What is being asked
Copy the listing below verbatim, line for line.

* begin *

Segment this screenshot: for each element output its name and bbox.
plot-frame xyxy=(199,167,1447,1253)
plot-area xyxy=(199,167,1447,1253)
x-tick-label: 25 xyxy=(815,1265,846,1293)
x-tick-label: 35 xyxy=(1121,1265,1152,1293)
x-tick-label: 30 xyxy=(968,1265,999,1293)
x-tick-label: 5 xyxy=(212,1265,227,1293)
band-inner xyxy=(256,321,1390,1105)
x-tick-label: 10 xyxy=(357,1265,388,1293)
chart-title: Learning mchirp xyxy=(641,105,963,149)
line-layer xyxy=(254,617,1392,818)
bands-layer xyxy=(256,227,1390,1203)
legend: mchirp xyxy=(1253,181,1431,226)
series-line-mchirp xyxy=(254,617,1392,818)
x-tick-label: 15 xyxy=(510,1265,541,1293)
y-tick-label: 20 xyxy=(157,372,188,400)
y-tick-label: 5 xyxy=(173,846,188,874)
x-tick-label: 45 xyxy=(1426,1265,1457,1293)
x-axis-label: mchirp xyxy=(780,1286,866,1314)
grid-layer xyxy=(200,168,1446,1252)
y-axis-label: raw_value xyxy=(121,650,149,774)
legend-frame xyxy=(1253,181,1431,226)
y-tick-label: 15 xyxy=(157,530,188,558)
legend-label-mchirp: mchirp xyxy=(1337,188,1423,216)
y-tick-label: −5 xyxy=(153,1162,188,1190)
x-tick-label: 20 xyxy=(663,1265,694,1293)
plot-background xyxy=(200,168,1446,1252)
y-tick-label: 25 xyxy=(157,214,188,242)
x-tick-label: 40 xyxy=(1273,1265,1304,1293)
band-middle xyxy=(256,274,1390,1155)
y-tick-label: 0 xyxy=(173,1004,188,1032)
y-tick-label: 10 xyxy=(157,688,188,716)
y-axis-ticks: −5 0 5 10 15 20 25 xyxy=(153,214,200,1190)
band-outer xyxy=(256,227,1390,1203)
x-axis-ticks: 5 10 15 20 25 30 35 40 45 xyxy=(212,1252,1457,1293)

* end *

Solution to this problem
Segment this screenshot: for each element output its name and bbox.
plot-frame xyxy=(199,167,1447,1253)
plot-area xyxy=(199,167,1447,1253)
x-tick-label: 25 xyxy=(815,1265,846,1293)
x-tick-label: 35 xyxy=(1121,1265,1152,1293)
x-tick-label: 30 xyxy=(968,1265,999,1293)
x-tick-label: 5 xyxy=(212,1265,227,1293)
band-inner xyxy=(256,321,1390,1105)
x-tick-label: 10 xyxy=(357,1265,388,1293)
chart-title: Learning mchirp xyxy=(641,105,963,149)
line-layer xyxy=(254,617,1392,818)
bands-layer xyxy=(256,227,1390,1203)
legend: mchirp xyxy=(1253,181,1431,226)
series-line-mchirp xyxy=(254,617,1392,818)
x-tick-label: 15 xyxy=(510,1265,541,1293)
y-tick-label: 20 xyxy=(157,372,188,400)
y-tick-label: 5 xyxy=(173,846,188,874)
x-tick-label: 45 xyxy=(1426,1265,1457,1293)
x-axis-label: mchirp xyxy=(780,1286,866,1314)
grid-layer xyxy=(200,168,1446,1252)
y-axis-label: raw_value xyxy=(121,650,149,774)
legend-frame xyxy=(1253,181,1431,226)
y-tick-label: 15 xyxy=(157,530,188,558)
legend-label-mchirp: mchirp xyxy=(1337,188,1423,216)
y-tick-label: −5 xyxy=(153,1162,188,1190)
x-tick-label: 20 xyxy=(663,1265,694,1293)
plot-background xyxy=(200,168,1446,1252)
y-tick-label: 25 xyxy=(157,214,188,242)
x-tick-label: 40 xyxy=(1273,1265,1304,1293)
band-middle xyxy=(256,274,1390,1155)
y-tick-label: 0 xyxy=(173,1004,188,1032)
y-tick-label: 10 xyxy=(157,688,188,716)
y-axis-ticks: −5 0 5 10 15 20 25 xyxy=(153,214,200,1190)
band-outer xyxy=(256,227,1390,1203)
x-axis-ticks: 5 10 15 20 25 30 35 40 45 xyxy=(212,1252,1457,1293)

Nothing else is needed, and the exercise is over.